Records from a collection
┄┄┄┄┄┄┄┄┄┄

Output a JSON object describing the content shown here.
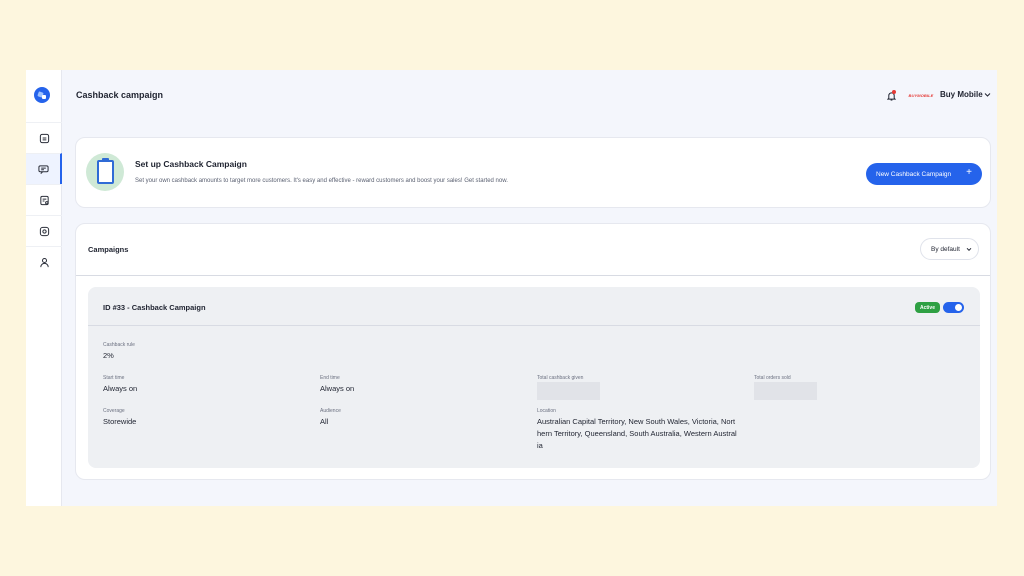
{
  "header": {
    "title": "Cashback campaign",
    "store_name": "Buy Mobile",
    "brand_logo_text": "BUYMOBILE"
  },
  "sidebar": {
    "items": [
      {
        "icon": "store-icon",
        "active": false
      },
      {
        "icon": "campaign-icon",
        "active": true
      },
      {
        "icon": "orders-icon",
        "active": false
      },
      {
        "icon": "settings-icon",
        "active": false
      },
      {
        "icon": "user-icon",
        "active": false
      }
    ]
  },
  "setup": {
    "title": "Set up Cashback Campaign",
    "description": "Set your own cashback amounts to target more customers. It's easy and effective - reward customers and boost your sales! Get started now.",
    "button_label": "New Cashback Campaign",
    "button_icon": "+"
  },
  "campaigns": {
    "title": "Campaigns",
    "sort_label": "By default",
    "items": [
      {
        "name": "ID #33 - Cashback Campaign",
        "status": "Active",
        "enabled": true,
        "cashback_rule_label": "Cashback rule",
        "cashback_rule_value": "2%",
        "start_time_label": "Start time",
        "start_time_value": "Always on",
        "end_time_label": "End time",
        "end_time_value": "Always on",
        "total_cashback_label": "Total cashback given",
        "total_orders_label": "Total orders sold",
        "coverage_label": "Coverage",
        "coverage_value": "Storewide",
        "audience_label": "Audience",
        "audience_value": "All",
        "location_label": "Location",
        "location_lines": [
          "Australian Capital Territory, New South Wales, Victoria, Nort",
          "hern Territory, Queensland, South Australia, Western Austral",
          "ia"
        ]
      }
    ]
  },
  "colors": {
    "accent": "#2563eb",
    "active_badge": "#2ea043",
    "notification_dot": "#e53935",
    "page_background": "#fdf6de"
  }
}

┄┄┄┄┄┄┄┄┄┄

Work required
Check each line above for the string "Total" and show the ones that have it.

Full response
        "total_cashback_label": "Total cashback given",
        "total_orders_label": "Total orders sold",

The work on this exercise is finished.